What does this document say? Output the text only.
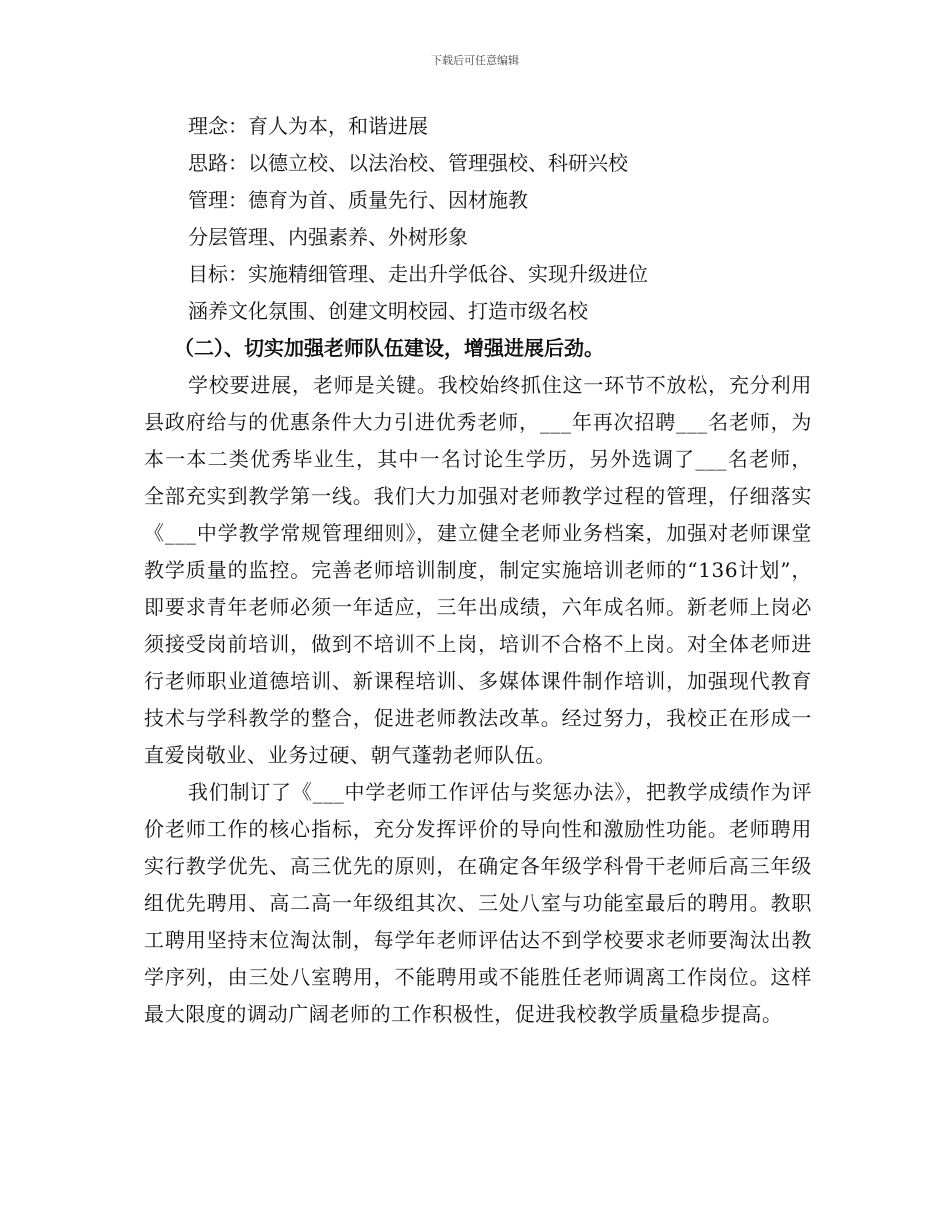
下载后可任意编辑

理念：育人为本，和谐进展

思路：以德立校、以法治校、管理强校、科研兴校

管理：德育为首、质量先行、因材施教

分层管理、内强素养、外树形象

目标：实施精细管理、走出升学低谷、实现升级进位

涵养文化氛围、创建文明校园、打造市级名校

（二）、切实加强老师队伍建设，增强进展后劲。

学校要进展，老师是关键。我校始终抓住这一环节不放松，充分利用县政府给与的优惠条件大力引进优秀老师，___年再次招聘___名老师，为本一本二类优秀毕业生，其中一名讨论生学历，另外选调了___名老师，全部充实到教学第一线。我们大力加强对老师教学过程的管理，仔细落实《___中学教学常规管理细则》，建立健全老师业务档案，加强对老师课堂教学质量的监控。完善老师培训制度，制定实施培训老师的“136计划”，即要求青年老师必须一年适应，三年出成绩，六年成名师。新老师上岗必须接受岗前培训，做到不培训不上岗，培训不合格不上岗。对全体老师进行老师职业道德培训、新课程培训、多媒体课件制作培训，加强现代教育技术与学科教学的整合，促进老师教法改革。经过努力，我校正在形成一直爱岗敬业、业务过硬、朝气蓬勃老师队伍。

我们制订了《___中学老师工作评估与奖惩办法》，把教学成绩作为评价老师工作的核心指标，充分发挥评价的导向性和激励性功能。老师聘用实行教学优先、高三优先的原则，在确定各年级学科骨干老师后高三年级组优先聘用、高二高一年级组其次、三处八室与功能室最后的聘用。教职工聘用坚持末位淘汰制，每学年老师评估达不到学校要求老师要淘汰出教学序列，由三处八室聘用，不能聘用或不能胜任老师调离工作岗位。这样最大限度的调动广阔老师的工作积极性，促进我校教学质量稳步提高。
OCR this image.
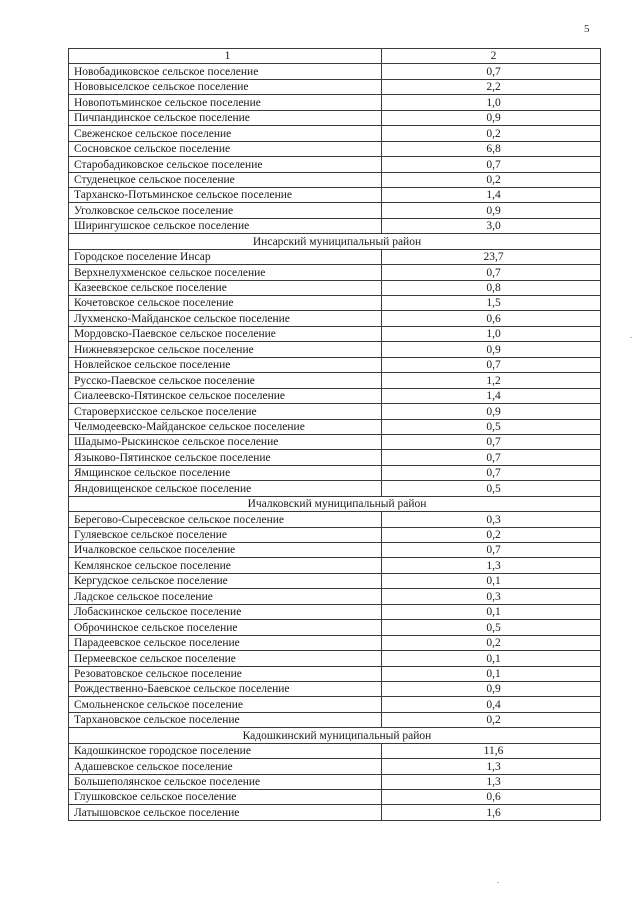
5
1	2
Новобадиковское сельское поселение	0,7
Нововыселское сельское поселение	2,2
Новопотьминское сельское поселение	1,0
Пичпандинское сельское поселение	0,9
Свеженское сельское поселение	0,2
Сосновское сельское поселение	6,8
Старобадиковское сельское поселение	0,7
Студенецкое сельское поселение	0,2
Тарханско-Потьминское сельское поселение	1,4
Уголковское сельское поселение	0,9
Ширингушское сельское поселение	3,0
Инсарский муниципальный район	
Городское поселение Инсар	23,7
Верхнелухменское сельское поселение	0,7
Казеевское сельское поселение	0,8
Кочетовское сельское поселение	1,5
Лухменско-Майданское сельское поселение	0,6
Мордовско-Паевское сельское поселение	1,0
Нижневязерское сельское поселение	0,9
Новлейское сельское поселение	0,7
Русско-Паевское сельское поселение	1,2
Сиалеевско-Пятинское сельское поселение	1,4
Староверхисское сельское поселение	0,9
Челмодеевско-Майданское сельское поселение	0,5
Шадымо-Рыскинское сельское поселение	0,7
Языково-Пятинское сельское поселение	0,7
Ямщинское сельское поселение	0,7
Яндовищенское сельское поселение	0,5
Ичалковский муниципальный район	
Берегово-Сыресевское сельское поселение	0,3
Гуляевское сельское поселение	0,2
Ичалковское сельское поселение	0,7
Кемлянское сельское поселение	1,3
Кергудское сельское поселение	0,1
Ладское сельское поселение	0,3
Лобаскинское сельское поселение	0,1
Оброчинское сельское поселение	0,5
Парадеевское сельское поселение	0,2
Пермеевское сельское поселение	0,1
Резоватовское сельское поселение	0,1
Рождественно-Баевское сельское поселение	0,9
Смольненское сельское поселение	0,4
Тархановское сельское поселение	0,2
Кадошкинский муниципальный район	
Кадошкинское городское поселение	11,6
Адашевское сельское поселение	1,3
Большеполянское сельское поселение	1,3
Глушковское сельское поселение	0,6
Латышовское сельское поселение	1,6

|---|

Working from the material above, state how many lines contain "Пятинское"; give only the number.

2